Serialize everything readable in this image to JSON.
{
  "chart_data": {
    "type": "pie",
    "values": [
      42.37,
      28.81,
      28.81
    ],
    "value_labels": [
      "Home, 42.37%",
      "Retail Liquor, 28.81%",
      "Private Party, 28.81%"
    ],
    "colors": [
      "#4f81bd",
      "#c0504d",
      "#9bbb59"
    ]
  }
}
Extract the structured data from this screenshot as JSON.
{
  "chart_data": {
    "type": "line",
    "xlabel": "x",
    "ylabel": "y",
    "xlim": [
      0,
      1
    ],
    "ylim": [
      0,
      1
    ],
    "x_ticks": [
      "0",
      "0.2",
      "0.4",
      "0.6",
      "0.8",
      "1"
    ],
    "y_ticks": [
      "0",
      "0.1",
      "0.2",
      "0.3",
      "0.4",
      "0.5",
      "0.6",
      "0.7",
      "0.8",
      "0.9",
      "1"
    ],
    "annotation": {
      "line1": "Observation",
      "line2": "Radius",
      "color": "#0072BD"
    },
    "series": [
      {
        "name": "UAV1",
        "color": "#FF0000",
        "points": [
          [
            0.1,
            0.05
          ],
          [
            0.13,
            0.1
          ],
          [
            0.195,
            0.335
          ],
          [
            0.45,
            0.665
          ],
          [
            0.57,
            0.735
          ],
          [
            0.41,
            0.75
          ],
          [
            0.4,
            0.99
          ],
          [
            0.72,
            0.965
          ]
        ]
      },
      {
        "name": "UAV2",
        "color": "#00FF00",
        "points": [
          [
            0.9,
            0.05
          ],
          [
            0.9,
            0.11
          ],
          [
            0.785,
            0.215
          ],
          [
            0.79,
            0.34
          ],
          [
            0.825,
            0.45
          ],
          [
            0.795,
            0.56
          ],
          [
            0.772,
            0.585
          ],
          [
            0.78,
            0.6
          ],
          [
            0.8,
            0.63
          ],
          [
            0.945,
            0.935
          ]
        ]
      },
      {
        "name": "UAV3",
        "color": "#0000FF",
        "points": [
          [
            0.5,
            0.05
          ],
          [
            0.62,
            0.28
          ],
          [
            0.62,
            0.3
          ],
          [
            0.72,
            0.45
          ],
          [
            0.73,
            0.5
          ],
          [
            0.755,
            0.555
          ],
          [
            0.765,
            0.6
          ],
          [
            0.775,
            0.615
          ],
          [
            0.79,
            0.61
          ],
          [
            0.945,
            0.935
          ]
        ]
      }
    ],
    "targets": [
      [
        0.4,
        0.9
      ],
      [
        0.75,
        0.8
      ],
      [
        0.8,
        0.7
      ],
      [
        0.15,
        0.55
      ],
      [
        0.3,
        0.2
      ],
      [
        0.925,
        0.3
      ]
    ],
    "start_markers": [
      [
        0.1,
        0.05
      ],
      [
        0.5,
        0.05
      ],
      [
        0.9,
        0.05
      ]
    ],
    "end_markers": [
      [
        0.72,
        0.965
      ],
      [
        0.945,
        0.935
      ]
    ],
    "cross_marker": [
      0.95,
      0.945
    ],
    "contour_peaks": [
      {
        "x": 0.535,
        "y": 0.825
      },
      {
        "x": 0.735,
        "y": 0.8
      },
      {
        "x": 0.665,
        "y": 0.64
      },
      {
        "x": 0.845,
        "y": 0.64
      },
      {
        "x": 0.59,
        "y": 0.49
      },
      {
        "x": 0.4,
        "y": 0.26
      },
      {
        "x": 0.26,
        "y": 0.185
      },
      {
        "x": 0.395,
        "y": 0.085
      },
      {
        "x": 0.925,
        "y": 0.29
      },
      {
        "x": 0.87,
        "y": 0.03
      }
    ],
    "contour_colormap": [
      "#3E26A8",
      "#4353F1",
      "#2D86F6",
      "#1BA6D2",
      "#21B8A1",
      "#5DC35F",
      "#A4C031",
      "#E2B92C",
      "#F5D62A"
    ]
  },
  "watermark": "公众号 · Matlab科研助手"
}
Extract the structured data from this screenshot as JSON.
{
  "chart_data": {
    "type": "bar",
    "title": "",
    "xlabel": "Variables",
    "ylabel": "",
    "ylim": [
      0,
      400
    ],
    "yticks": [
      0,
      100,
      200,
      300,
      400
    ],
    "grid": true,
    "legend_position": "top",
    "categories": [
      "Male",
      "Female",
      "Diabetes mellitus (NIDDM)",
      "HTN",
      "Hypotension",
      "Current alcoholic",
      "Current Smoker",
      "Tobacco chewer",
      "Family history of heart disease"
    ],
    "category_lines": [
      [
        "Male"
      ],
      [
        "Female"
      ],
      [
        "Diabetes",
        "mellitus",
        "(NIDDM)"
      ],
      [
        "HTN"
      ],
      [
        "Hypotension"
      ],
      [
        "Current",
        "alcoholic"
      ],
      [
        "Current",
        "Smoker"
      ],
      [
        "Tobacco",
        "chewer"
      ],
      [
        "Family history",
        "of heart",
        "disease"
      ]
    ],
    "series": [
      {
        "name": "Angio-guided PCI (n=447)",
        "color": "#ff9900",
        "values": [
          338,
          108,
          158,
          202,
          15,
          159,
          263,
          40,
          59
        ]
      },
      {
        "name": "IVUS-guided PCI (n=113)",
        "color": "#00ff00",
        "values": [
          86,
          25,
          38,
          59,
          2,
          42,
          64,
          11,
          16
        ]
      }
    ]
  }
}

──────────

INSTRUCTION – Type out the entries again, word for word.

FINAL RESULT –
Serialize everything readable in this image to JSON.
{
  "chart_data": {
    "type": "pie",
    "values": [
      42.37,
      28.81,
      28.81
    ],
    "value_labels": [
      "Home, 42.37%",
      "Retail Liquor, 28.81%",
      "Private Party, 28.81%"
    ],
    "colors": [
      "#4f81bd",
      "#c0504d",
      "#9bbb59"
    ]
  }
}
Extract the structured data from this screenshot as JSON.
{
  "chart_data": {
    "type": "line",
    "xlabel": "x",
    "ylabel": "y",
    "xlim": [
      0,
      1
    ],
    "ylim": [
      0,
      1
    ],
    "x_ticks": [
      "0",
      "0.2",
      "0.4",
      "0.6",
      "0.8",
      "1"
    ],
    "y_ticks": [
      "0",
      "0.1",
      "0.2",
      "0.3",
      "0.4",
      "0.5",
      "0.6",
      "0.7",
      "0.8",
      "0.9",
      "1"
    ],
    "annotation": {
      "line1": "Observation",
      "line2": "Radius",
      "color": "#0072BD"
    },
    "series": [
      {
        "name": "UAV1",
        "color": "#FF0000",
        "points": [
          [
            0.1,
            0.05
          ],
          [
            0.13,
            0.1
          ],
          [
            0.195,
            0.335
          ],
          [
            0.45,
            0.665
          ],
          [
            0.57,
            0.735
          ],
          [
            0.41,
            0.75
          ],
          [
            0.4,
            0.99
          ],
          [
            0.72,
            0.965
          ]
        ]
      },
      {
        "name": "UAV2",
        "color": "#00FF00",
        "points": [
          [
            0.9,
            0.05
          ],
          [
            0.9,
            0.11
          ],
          [
            0.785,
            0.215
          ],
          [
            0.79,
            0.34
          ],
          [
            0.825,
            0.45
          ],
          [
            0.795,
            0.56
          ],
          [
            0.772,
            0.585
          ],
          [
            0.78,
            0.6
          ],
          [
            0.8,
            0.63
          ],
          [
            0.945,
            0.935
          ]
        ]
      },
      {
        "name": "UAV3",
        "color": "#0000FF",
        "points": [
          [
            0.5,
            0.05
          ],
          [
            0.62,
            0.28
          ],
          [
            0.62,
            0.3
          ],
          [
            0.72,
            0.45
          ],
          [
            0.73,
            0.5
          ],
          [
            0.755,
            0.555
          ],
          [
            0.765,
            0.6
          ],
          [
            0.775,
            0.615
          ],
          [
            0.79,
            0.61
          ],
          [
            0.945,
            0.935
          ]
        ]
      }
    ],
    "targets": [
      [
        0.4,
        0.9
      ],
      [
        0.75,
        0.8
      ],
      [
        0.8,
        0.7
      ],
      [
        0.15,
        0.55
      ],
      [
        0.3,
        0.2
      ],
      [
        0.925,
        0.3
      ]
    ],
    "start_markers": [
      [
        0.1,
        0.05
      ],
      [
        0.5,
        0.05
      ],
      [
        0.9,
        0.05
      ]
    ],
    "end_markers": [
      [
        0.72,
        0.965
      ],
      [
        0.945,
        0.935
      ]
    ],
    "cross_marker": [
      0.95,
      0.945
    ],
    "contour_peaks": [
      {
        "x": 0.535,
        "y": 0.825
      },
      {
        "x": 0.735,
        "y": 0.8
      },
      {
        "x": 0.665,
        "y": 0.64
      },
      {
        "x": 0.845,
        "y": 0.64
      },
      {
        "x": 0.59,
        "y": 0.49
      },
      {
        "x": 0.4,
        "y": 0.26
      },
      {
        "x": 0.26,
        "y": 0.185
      },
      {
        "x": 0.395,
        "y": 0.085
      },
      {
        "x": 0.925,
        "y": 0.29
      },
      {
        "x": 0.87,
        "y": 0.03
      }
    ],
    "contour_colormap": [
      "#3E26A8",
      "#4353F1",
      "#2D86F6",
      "#1BA6D2",
      "#21B8A1",
      "#5DC35F",
      "#A4C031",
      "#E2B92C",
      "#F5D62A"
    ]
  },
  "watermark": "公众号 · Matlab科研助手"
}
Extract the structured data from this screenshot as JSON.
{
  "chart_data": {
    "type": "bar",
    "title": "",
    "xlabel": "Variables",
    "ylabel": "",
    "ylim": [
      0,
      400
    ],
    "yticks": [
      0,
      100,
      200,
      300,
      400
    ],
    "grid": true,
    "legend_position": "top",
    "categories": [
      "Male",
      "Female",
      "Diabetes mellitus (NIDDM)",
      "HTN",
      "Hypotension",
      "Current alcoholic",
      "Current Smoker",
      "Tobacco chewer",
      "Family history of heart disease"
    ],
    "category_lines": [
      [
        "Male"
      ],
      [
        "Female"
      ],
      [
        "Diabetes",
        "mellitus",
        "(NIDDM)"
      ],
      [
        "HTN"
      ],
      [
        "Hypotension"
      ],
      [
        "Current",
        "alcoholic"
      ],
      [
        "Current",
        "Smoker"
      ],
      [
        "Tobacco",
        "chewer"
      ],
      [
        "Family history",
        "of heart",
        "disease"
      ]
    ],
    "series": [
      {
        "name": "Angio-guided PCI (n=447)",
        "color": "#ff9900",
        "values": [
          338,
          108,
          158,
          202,
          15,
          159,
          263,
          40,
          59
        ]
      },
      {
        "name": "IVUS-guided PCI (n=113)",
        "color": "#00ff00",
        "values": [
          86,
          25,
          38,
          59,
          2,
          42,
          64,
          11,
          16
        ]
      }
    ]
  }
}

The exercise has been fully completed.